La festa nel passato

La miracolosa statua di San Paolo esce dalla chiesa dei Domenicani che si trovava in piazza Umberto I.

L'uscita di San Paolo delle ore 13 in una cartolina d'epoca.

Un bambino pronto per essere "offerto" nudo al Santo Patrono. San Paolo è il protettore dei bambini "crepati" che soffrono di ernia. Ma è anche Santo che protegge da tutte le necessità. Un'antica leggenda vuole che i santi offerti al Santo dalla parte del libro diventino degli ottimi studenti, mentre quelli offerti dalla parte della spada saranno forti e coraggiosi.

Presentazione degli animali al Patrono. La festa ha legami antichissimi e arcaici con la tradizione contadina e la gente che lavora i campi che chiede ancora oggi a San Paolo protezione agli animali. San Paolo è anche il santo che proprizia un buon raccolto. Col grano da secoli i devoti preparano le "cuddure", pani votivi a forma di serpenti da donare al Santo.

Ancor prima di essere eletto “patronus principalis”, S. Paolo veniva solennemente festeggiato il 25 gennaio, giorno in cui si ricorda la sua conversione, ed il 29 giugno, giorno del martirio.

Dati forniti:
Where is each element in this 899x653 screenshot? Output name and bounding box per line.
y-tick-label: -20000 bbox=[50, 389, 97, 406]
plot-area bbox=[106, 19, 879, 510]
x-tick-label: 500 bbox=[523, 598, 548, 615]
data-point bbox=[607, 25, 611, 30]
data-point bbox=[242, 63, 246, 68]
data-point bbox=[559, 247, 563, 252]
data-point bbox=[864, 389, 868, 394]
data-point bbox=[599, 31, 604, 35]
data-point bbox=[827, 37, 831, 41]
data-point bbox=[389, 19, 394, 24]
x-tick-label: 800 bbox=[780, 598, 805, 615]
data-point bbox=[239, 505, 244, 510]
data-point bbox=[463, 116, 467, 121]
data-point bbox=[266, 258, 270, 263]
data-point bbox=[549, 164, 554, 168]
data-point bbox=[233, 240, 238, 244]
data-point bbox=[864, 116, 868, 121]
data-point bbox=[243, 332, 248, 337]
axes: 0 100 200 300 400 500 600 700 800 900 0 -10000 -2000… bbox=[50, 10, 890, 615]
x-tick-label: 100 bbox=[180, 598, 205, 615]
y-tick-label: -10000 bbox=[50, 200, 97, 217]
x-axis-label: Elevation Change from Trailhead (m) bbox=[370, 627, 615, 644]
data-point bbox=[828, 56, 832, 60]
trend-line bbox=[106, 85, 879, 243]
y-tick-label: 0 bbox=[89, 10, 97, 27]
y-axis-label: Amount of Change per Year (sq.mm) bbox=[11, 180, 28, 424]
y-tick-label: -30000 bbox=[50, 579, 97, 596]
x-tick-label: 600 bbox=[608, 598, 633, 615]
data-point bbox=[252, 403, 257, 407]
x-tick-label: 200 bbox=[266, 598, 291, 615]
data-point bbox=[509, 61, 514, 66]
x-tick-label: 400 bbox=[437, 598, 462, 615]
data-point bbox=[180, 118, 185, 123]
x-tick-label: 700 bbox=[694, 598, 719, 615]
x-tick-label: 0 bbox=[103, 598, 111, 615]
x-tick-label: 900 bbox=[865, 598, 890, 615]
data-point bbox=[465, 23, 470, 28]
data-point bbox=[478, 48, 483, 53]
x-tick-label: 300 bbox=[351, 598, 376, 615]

Consegna: Prosegui il testo sulla festa di San Paolo nel passato, ripartendo subito dopo l'ultima frase riportata.

Risposta:
Al centro della festa era ed è il miracoloso simulacro di S. Paolo con i suoi miti, leggende, credenze e devozioni. A Palazzolo S. Paolo non è considerato solo santo “specialista” guaritore del morso di serpi, scorpioni e tarantole, ma è santo miracoloso in grado di soddisfare ogni bisogno; è anche il santo che propizia il buon raccolto, non a caso la sua festa cade proprio nel periodo della mietitura.
Il documento più antico che possediamo sulla festa di S. Paolo e del 1599, ma la festa è sicuramente più antica. Purtroppo non possediamo neanche una descrizione completa della festa del ‘600 o dei secoli successivi, ma da diversi documenti possiamo risalire ad una globale della festa dal ‘600 all’800.
La preparazione della festa era compito e prerogativa della confraternita. I procuratori e i confrati per tempo lavoravano alla rappresentazione sacra, il dramma che durante i giorni di festa si soleva recitare sul palcoscenico allestito nel piano matrice. Così il maestro di cappella, con diversi sacerdoti e chierici musici e cantori, preparava le musiche ed i canti per le solenni funzioni liturgiche come per le composizioni sacre che ” a cinque voci e più strumenti” venivano cantate nella chiesa di S. Paolo, in periodo festivo. I procuratori si preoccupavano di affidare l’incarico per la questua nel paese e nelle campagne.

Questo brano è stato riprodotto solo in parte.